Exercise requirements
Find the lines holding "immuno" and copy them.

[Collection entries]
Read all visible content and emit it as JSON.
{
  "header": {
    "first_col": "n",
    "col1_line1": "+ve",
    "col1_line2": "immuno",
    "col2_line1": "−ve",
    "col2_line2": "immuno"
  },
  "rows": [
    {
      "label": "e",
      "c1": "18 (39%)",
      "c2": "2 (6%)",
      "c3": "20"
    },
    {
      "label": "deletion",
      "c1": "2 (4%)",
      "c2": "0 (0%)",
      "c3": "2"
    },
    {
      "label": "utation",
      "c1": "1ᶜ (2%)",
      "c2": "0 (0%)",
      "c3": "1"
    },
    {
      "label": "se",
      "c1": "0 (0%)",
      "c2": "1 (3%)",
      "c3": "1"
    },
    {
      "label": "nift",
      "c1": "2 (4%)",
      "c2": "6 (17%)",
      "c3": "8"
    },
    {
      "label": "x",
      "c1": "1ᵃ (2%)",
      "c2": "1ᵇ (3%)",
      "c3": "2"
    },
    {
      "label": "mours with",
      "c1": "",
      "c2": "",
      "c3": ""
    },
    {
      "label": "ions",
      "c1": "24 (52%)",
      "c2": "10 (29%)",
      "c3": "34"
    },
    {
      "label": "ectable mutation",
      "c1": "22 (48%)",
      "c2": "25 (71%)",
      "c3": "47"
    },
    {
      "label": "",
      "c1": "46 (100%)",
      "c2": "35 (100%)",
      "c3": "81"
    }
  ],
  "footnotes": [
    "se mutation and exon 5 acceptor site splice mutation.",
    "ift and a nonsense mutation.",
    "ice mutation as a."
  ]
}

Completed exercise
    "col1_line2": "immuno",
    "col2_line2": "immuno"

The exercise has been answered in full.